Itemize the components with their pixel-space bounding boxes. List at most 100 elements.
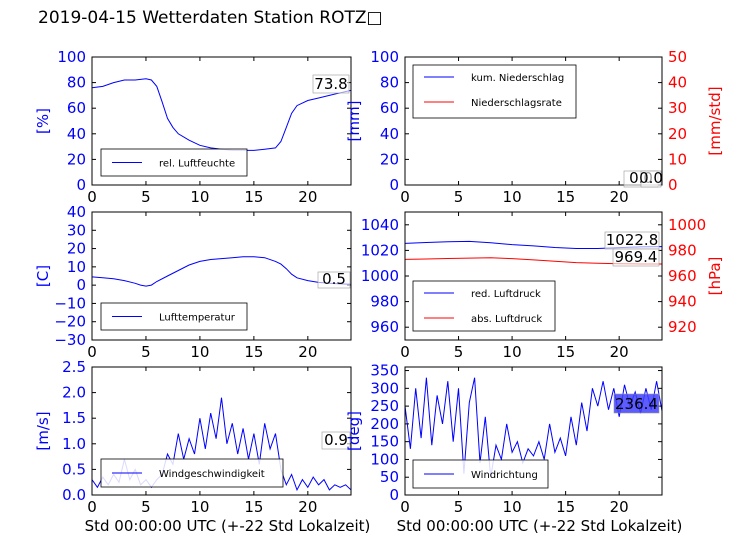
precipitation-ytick-right-label: 20 bbox=[668, 125, 687, 143]
pressure-ytick-right-label: 980 bbox=[668, 241, 697, 259]
windspeed-value-box bbox=[321, 431, 351, 450]
pressure-value-label: 969.4 bbox=[615, 248, 658, 266]
windspeed-xtick-label: 20 bbox=[298, 498, 317, 516]
windspeed-value-label: 0.9 bbox=[324, 431, 348, 449]
humidity-xtick-label: 5 bbox=[141, 188, 151, 206]
pressure-ytick-right-label: 960 bbox=[668, 267, 697, 285]
temperature-xtick-label: 5 bbox=[141, 343, 151, 361]
humidity-ytick-label: 60 bbox=[67, 99, 86, 117]
pressure-xtick-label: 20 bbox=[610, 343, 629, 361]
pressure-ytick-right-label: 920 bbox=[668, 318, 697, 336]
windspeed-legend-entry: Windgeschwindigkeit bbox=[159, 469, 265, 480]
precipitation-ytick-right-label: 0 bbox=[668, 176, 678, 194]
precipitation-panel: 0 5 10 15 20 0 20 40 60 80 100 0 10 20 30 40 50 [mm] [mm/s… bbox=[345, 48, 724, 206]
windspeed-ytick-label: 0.5 bbox=[62, 460, 86, 478]
temperature-ytick-label: 10 bbox=[67, 258, 86, 276]
pressure-ytick-label: 1000 bbox=[361, 267, 399, 285]
winddirection-ytick-label: 150 bbox=[370, 433, 399, 451]
pressure-legend-entry: abs. Luftdruck bbox=[471, 314, 542, 325]
winddirection-ytick-label: 50 bbox=[380, 468, 399, 486]
precipitation-legend-box bbox=[412, 64, 577, 119]
temperature-ytick-label: −20 bbox=[54, 313, 86, 331]
winddirection-ytick-label: 300 bbox=[370, 379, 399, 397]
windspeed-xlabel: Std 00:00:00 UTC (+-22 Std Lokalzeit) bbox=[85, 517, 371, 535]
winddirection-xtick-label: 15 bbox=[556, 498, 575, 516]
winddirection-frame bbox=[404, 366, 663, 496]
windspeed-frame bbox=[91, 366, 352, 496]
temperature-ytick-label: 40 bbox=[67, 203, 86, 221]
windspeed-ytick-label: 0.0 bbox=[62, 486, 86, 504]
humidity-ytick-label: 20 bbox=[67, 150, 86, 168]
winddirection-ytick-label: 0 bbox=[389, 486, 399, 504]
pressure-xtick-label: 5 bbox=[454, 343, 464, 361]
windspeed-panel: 0 5 10 15 20 0.0 0.5 1.0 1.5 2.0 2.5 [m/s] Std 00:00… bbox=[34, 358, 370, 535]
pressure-ytick-right-label: 940 bbox=[668, 293, 697, 311]
winddirection-xtick-label: 10 bbox=[503, 498, 522, 516]
pressure-xtick-label: 10 bbox=[503, 343, 522, 361]
temperature-xtick-label: 0 bbox=[87, 343, 97, 361]
winddirection-ylabel: [deg] bbox=[345, 411, 363, 451]
humidity-ytick-label: 0 bbox=[76, 176, 86, 194]
pressure-ytick-label: 980 bbox=[370, 293, 399, 311]
pressure-ylabel-right: [hPa] bbox=[706, 257, 724, 296]
winddirection-ytick-label: 200 bbox=[370, 415, 399, 433]
temperature-ytick-label: −10 bbox=[54, 294, 86, 312]
precipitation-ylabel-right: [mm/std] bbox=[706, 86, 724, 155]
page-title: 2019-04-15 Wetterdaten Station ROTZ□ bbox=[38, 8, 383, 28]
windspeed-ytick-label: 2.5 bbox=[62, 358, 86, 376]
temperature-xtick-label: 15 bbox=[244, 343, 263, 361]
precipitation-ytick-label: 20 bbox=[380, 150, 399, 168]
precipitation-ylabel: [mm] bbox=[345, 101, 363, 142]
windspeed-ytick-label: 2.0 bbox=[62, 384, 86, 402]
humidity-panel: 0 5 10 15 20 0 20 40 60 80 100 [%] rel. Luftfeuchte 7… bbox=[34, 48, 352, 206]
humidity-ytick-label: 80 bbox=[67, 74, 86, 92]
winddirection-value-label: 236.4 bbox=[615, 395, 658, 413]
precipitation-ytick-right-label: 10 bbox=[668, 150, 687, 168]
windspeed-xtick-label: 5 bbox=[141, 498, 151, 516]
humidity-legend-entry: rel. Luftfeuchte bbox=[159, 159, 235, 170]
precipitation-xtick-label: 0 bbox=[400, 188, 410, 206]
windspeed-ytick-label: 1.0 bbox=[62, 435, 86, 453]
temperature-xtick-label: 20 bbox=[298, 343, 317, 361]
humidity-xtick-label: 10 bbox=[190, 188, 209, 206]
windspeed-xtick-label: 10 bbox=[190, 498, 209, 516]
temperature-panel: 0 5 10 15 20−30−20−10010203040[C]Lufttempera… bbox=[34, 203, 352, 361]
humidity-xtick-label: 20 bbox=[298, 188, 317, 206]
windspeed-xtick-label: 15 bbox=[244, 498, 263, 516]
humidity-value-box bbox=[312, 74, 350, 94]
precipitation-legend-entry: Niederschlagsrate bbox=[471, 98, 562, 109]
winddirection-xlabel: Std 00:00:00 UTC (+-22 Std Lokalzeit) bbox=[397, 517, 683, 535]
winddirection-value-box bbox=[613, 393, 660, 414]
temperature-value-box bbox=[317, 271, 351, 289]
temperature-ytick-label: 20 bbox=[67, 240, 86, 258]
temperature-series-1-line bbox=[92, 256, 351, 287]
winddirection-series-1-line bbox=[405, 377, 662, 478]
winddirection-xtick-label: 5 bbox=[454, 498, 464, 516]
precipitation-ytick-label: 100 bbox=[370, 48, 399, 66]
humidity-xtick-label: 0 bbox=[87, 188, 97, 206]
temperature-legend-entry: Lufttemperatur bbox=[159, 313, 236, 324]
windspeed-ytick-label: 1.5 bbox=[62, 409, 86, 427]
precipitation-frame bbox=[404, 56, 663, 186]
pressure-xtick-label: 0 bbox=[400, 343, 410, 361]
winddirection-xtick-label: 0 bbox=[400, 498, 410, 516]
humidity-frame bbox=[91, 56, 352, 186]
pressure-legend-box bbox=[412, 280, 556, 332]
pressure-value-box bbox=[612, 248, 660, 267]
precipitation-xtick-label: 15 bbox=[556, 188, 575, 206]
winddirection-ytick-label: 350 bbox=[370, 362, 399, 380]
temperature-value-label: 0.5 bbox=[322, 270, 346, 288]
precipitation-legend-entry: kum. Niederschlag bbox=[471, 73, 564, 84]
pressure-ytick-label: 1020 bbox=[361, 241, 399, 259]
winddirection-ytick-label: 100 bbox=[370, 450, 399, 468]
pressure-ytick-label: 960 bbox=[370, 318, 399, 336]
precipitation-xtick-label: 20 bbox=[610, 188, 629, 206]
precipitation-xtick-label: 5 bbox=[454, 188, 464, 206]
temperature-ytick-label: 30 bbox=[67, 221, 86, 239]
temperature-ylabel: [C] bbox=[34, 265, 52, 287]
precipitation-xtick-label: 10 bbox=[503, 188, 522, 206]
pressure-ytick-right-label: 1000 bbox=[668, 216, 706, 234]
windspeed-xtick-label: 0 bbox=[87, 498, 97, 516]
humidity-xtick-label: 15 bbox=[244, 188, 263, 206]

◇ ◇ ◇ ◇

## Written instruction
Could you copy the lines in the records word for word, starting at the line that contains "precipitation-ytick-right-label: 20 bbox=[668, 125, 687, 143]" and ending at the line that contains "pressure-ytick-right-label: 920 bbox=[668, 318, 697, 336]", both included?

## Worked solution
precipitation-ytick-right-label: 20 bbox=[668, 125, 687, 143]
pressure-ytick-right-label: 980 bbox=[668, 241, 697, 259]
windspeed-value-box bbox=[321, 431, 351, 450]
pressure-value-label: 969.4 bbox=[615, 248, 658, 266]
windspeed-xtick-label: 20 bbox=[298, 498, 317, 516]
windspeed-value-label: 0.9 bbox=[324, 431, 348, 449]
humidity-xtick-label: 5 bbox=[141, 188, 151, 206]
pressure-ytick-right-label: 960 bbox=[668, 267, 697, 285]
temperature-xtick-label: 5 bbox=[141, 343, 151, 361]
humidity-ytick-label: 60 bbox=[67, 99, 86, 117]
pressure-xtick-label: 20 bbox=[610, 343, 629, 361]
pressure-ytick-right-label: 920 bbox=[668, 318, 697, 336]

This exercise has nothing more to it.